## Dataset excerpts
--- start ---

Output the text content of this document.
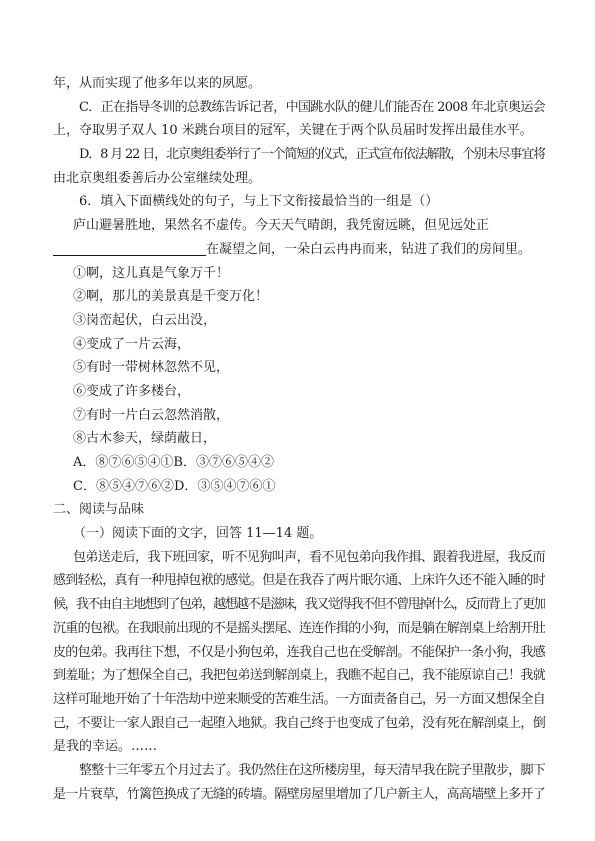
年，从而实现了他多年以来的夙愿。
C．正在指导冬训的总教练告诉记者，中国跳水队的健儿们能否在 2008 年北京奥运会
上，夺取男子双人 10 米跳台项目的冠军，关键在于两个队员届时发挥出最佳水平。
D．8 月 22 日，北京奥组委举行了一个简短的仪式，正式宣布依法解散，个别未尽事宜将
由北京奥组委善后办公室继续处理。
6．填入下面横线处的句子，与上下文衔接最恰当的一组是（）
庐山避暑胜地，果然名不虚传。今天天气晴朗，我凭窗远眺，但见远处正
在凝望之间，一朵白云冉冉而来，钻进了我们的房间里。
①啊，这儿真是气象万千！
②啊，那儿的美景真是千变万化！
③岗峦起伏，白云出没，
④变成了一片云海，
⑤有时一带树林忽然不见，
⑥变成了许多楼台，
⑦有时一片白云忽然消散，
⑧古木参天，绿荫蔽日，
A．⑧⑦⑥⑤④①B．③⑦⑥⑤④②
C．⑧⑤④⑦⑥②D．③⑤④⑦⑥①
二、阅读与品味
（一）阅读下面的文字，回答 11—14 题。
包弟送走后，我下班回家，听不见狗叫声，看不见包弟向我作揖、跟着我进屋，我反而
感到轻松，真有一种甩掉包袱的感觉。但是在我吞了两片眠尔通、上床许久还不能入睡的时
候，我不由自主地想到了包弟，越想越不是滋味，我又觉得我不但不曾甩掉什么，反而背上了更加
沉重的包袱。在我眼前出现的不是摇头摆尾、连连作揖的小狗，而是躺在解剖桌上给割开肚
皮的包弟。我再往下想，不仅是小狗包弟，连我自己也在受解剖。不能保护一条小狗，我感
到羞耻；为了想保全自己，我把包弟送到解剖桌上，我瞧不起自己，我不能原谅自己！我就
这样可耻地开始了十年浩劫中逆来顺受的苦难生活。一方面责备自己，另一方面又想保全自
己，不要让一家人跟自己一起堕入地狱。我自己终于也变成了包弟，没有死在解剖桌上，倒
是我的幸运。……
整整十三年零五个月过去了。我仍然住在这所楼房里，每天清早我在院子里散步，脚下
是一片衰草，竹篱笆换成了无缝的砖墙。隔壁房屋里增加了几户新主人，高高墙壁上多开了
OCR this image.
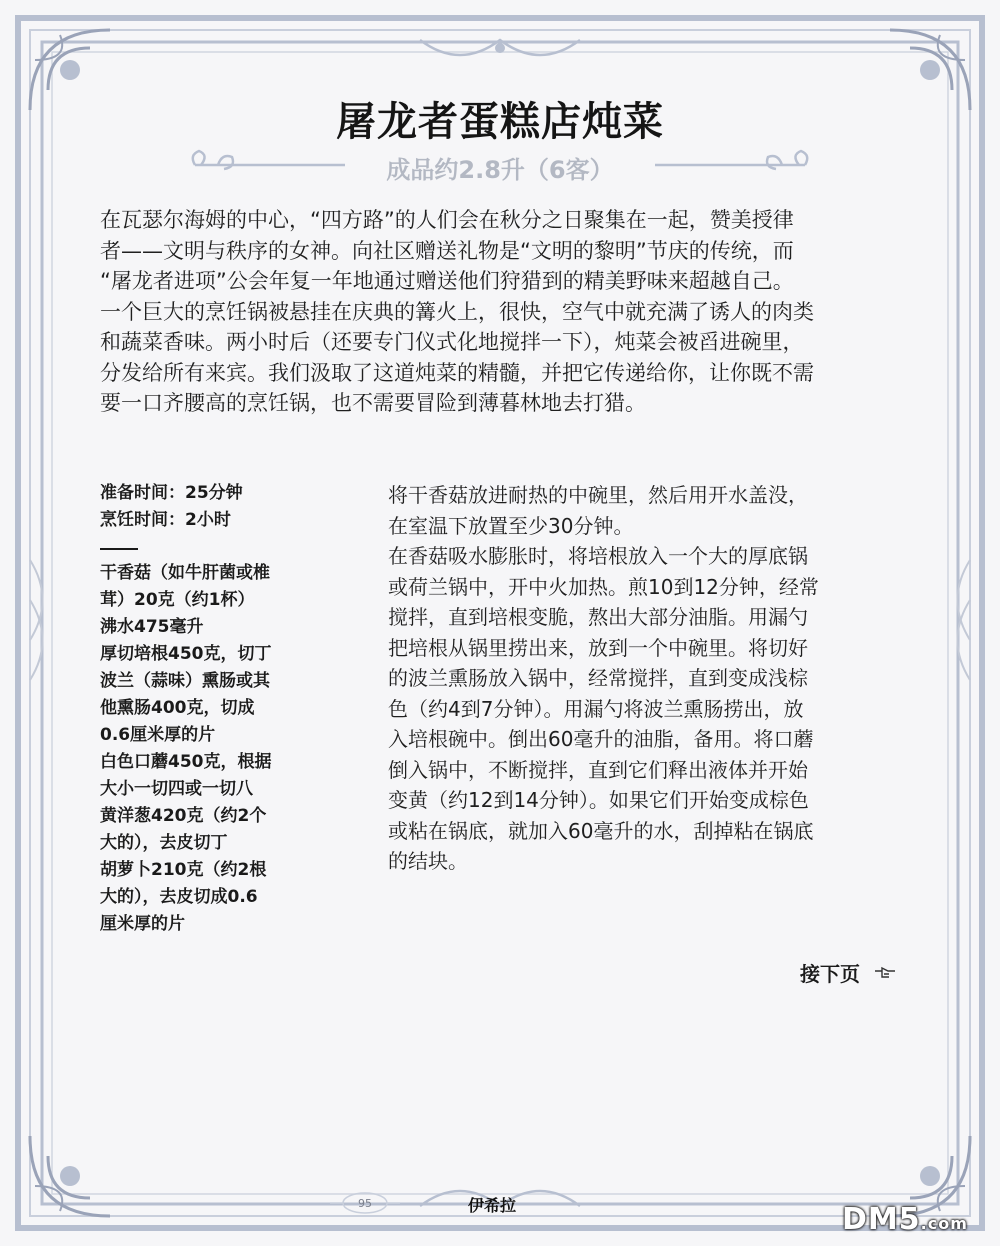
屠龙者蛋糕店炖菜
成品约2.8升（6客）

在瓦瑟尔海姆的中心，“四方路”的人们会在秋分之日聚集在一起，赞美授律
者——文明与秩序的女神。向社区赠送礼物是“文明的黎明”节庆的传统，而
“屠龙者进项”公会年复一年地通过赠送他们狩猎到的精美野味来超越自己。
一个巨大的烹饪锅被悬挂在庆典的篝火上，很快，空气中就充满了诱人的肉类
和蔬菜香味。两小时后（还要专门仪式化地搅拌一下），炖菜会被舀进碗里，
分发给所有来宾。我们汲取了这道炖菜的精髓，并把它传递给你，让你既不需
要一口齐腰高的烹饪锅，也不需要冒险到薄暮林地去打猎。

准备时间：25分钟
烹饪时间：2小时
干香菇（如牛肝菌或椎
茸）20克（约1杯）
沸水475毫升
厚切培根450克，切丁
波兰（蒜味）熏肠或其
他熏肠400克，切成
0.6厘米厚的片
白色口蘑450克，根据
大小一切四或一切八
黄洋葱420克（约2个
大的），去皮切丁
胡萝卜210克（约2根
大的），去皮切成0.6
厘米厚的片
将干香菇放进耐热的中碗里，然后用开水盖没，
在室温下放置至少30分钟。
在香菇吸水膨胀时，将培根放入一个大的厚底锅
或荷兰锅中，开中火加热。煎10到12分钟，经常
搅拌，直到培根变脆，熬出大部分油脂。用漏勺
把培根从锅里捞出来，放到一个中碗里。将切好
的波兰熏肠放入锅中，经常搅拌，直到变成浅棕
色（约4到7分钟）。用漏勺将波兰熏肠捞出，放
入培根碗中。倒出60毫升的油脂，备用。将口蘑
倒入锅中，不断搅拌，直到它们释出液体并开始
变黄（约12到14分钟）。如果它们开始变成棕色
或粘在锅底，就加入60毫升的水，刮掉粘在锅底
的结块。
接下页
95	伊希拉	DM5.com
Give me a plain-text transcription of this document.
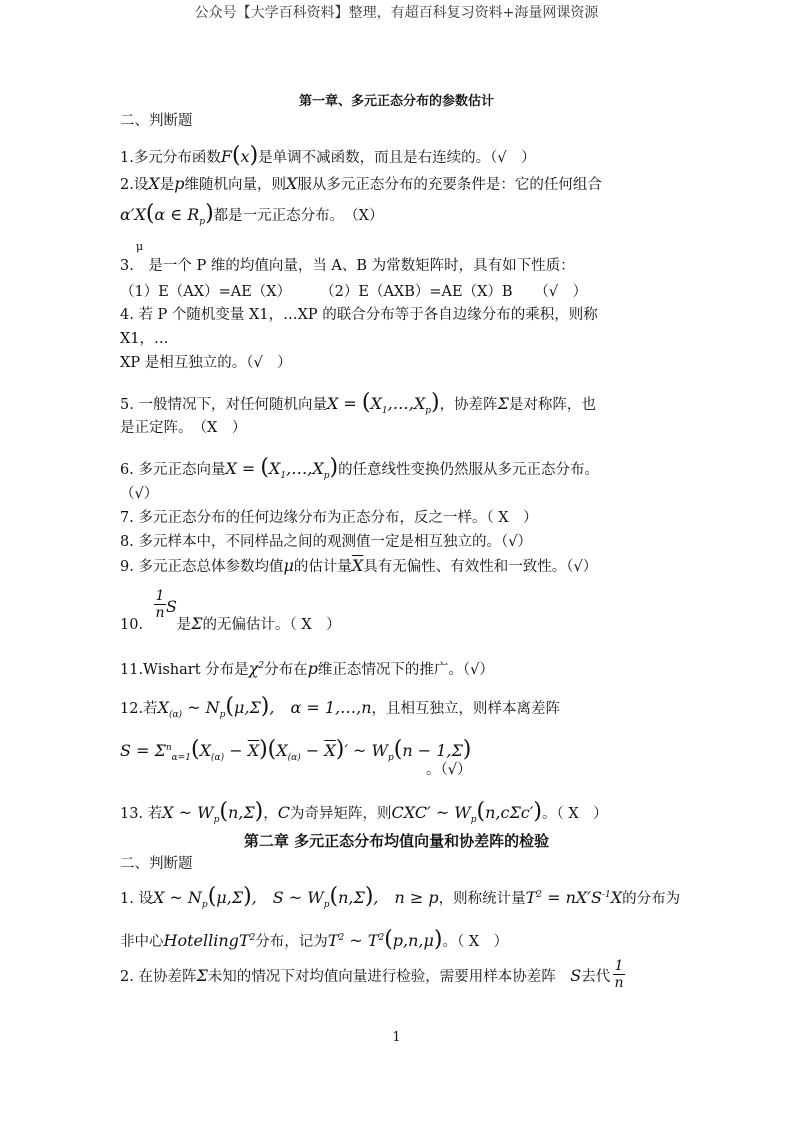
公众号【大学百科资料】整理，有超百科复习资料+海量网课资源
第一章、多元正态分布的参数估计
二、判断题
1.多元分布函数F(x)是单调不减函数，而且是右连续的。（√　）
2.设X是p维随机向量，则X服从多元正态分布的充要条件是：它的任何组合
α′X(α ∈ $R_p$)都是一元正态分布。　（X）
μ
3.　 是一个 P 维的均值向量，当 A、B 为常数矩阵时，具有如下性质：
（1）E（AX）=AE（X）　　　（2）E（AXB）=AE（X）B　　（√　）
4. 若 P 个随机变量 X1，…XP 的联合分布等于各自边缘分布的乘积，则称
X1，…
XP 是相互独立的。（√　）
5. 一般情况下，对任何随机向量$X = (X_1,\dots,X_p)$，协差阵Σ是对称阵，也
是正定阵。　（X　）
6. 多元正态向量$X = (X_1,\dots,X_p)$的任意线性变换仍然服从多元正态分布。
（√）
7. 多元正态分布的任何边缘分布为正态分布，反之一样。（ X　）
8. 多元样本中，不同样品之间的观测值一定是相互独立的。（√）
9. 多元正态总体参数均值μ的估计量$\overline{X}$具有无偏性、有效性和一致性。（√）
1
n S
10.　　 是Σ的无偏估计。（ X　）
11.Wishart 分布是$\chi^2$分布在p维正态情况下的推广。（√）
12.若$X_{(\alpha)}$ ~ $N_p(\mu,\Sigma)$,　α = 1,…,n，且相互独立，则样本离差阵
$S = \Sigma^n_{\alpha=1}(X_{(\alpha)} - \overline{X})(X_{(\alpha)} - \overline{X})'$ ~ $W_p(n - 1,\Sigma)$
。（√）
13. 若X ~ $W_p(n,\Sigma)$，C为奇异矩阵，则CXC′ ~ $W_p(n,c\Sigma c')$。（ X　）
第二章 多元正态分布均值向量和协差阵的检验
二、判断题
1. 设X ~ $N_p(\mu,\Sigma)$,　S ~ $W_p(n,\Sigma)$,　n ≥ p，则称统计量$T^2 = nX'S^{-1}X$的分布为
非中心HotellingT$^2$分布，记为$T^2$ ~ $T^2(p,n,\mu)$。（ X　）
1
n
2. 在协差阵Σ未知的情况下对均值向量进行检验，需要用样本协差阵　 S去代
1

--- end ---

## To be done
Look over the records above and copy each line that includes the string "document".

## Solution for this problem
Output the text content of this document.
Give me a plain-text transcription of this document.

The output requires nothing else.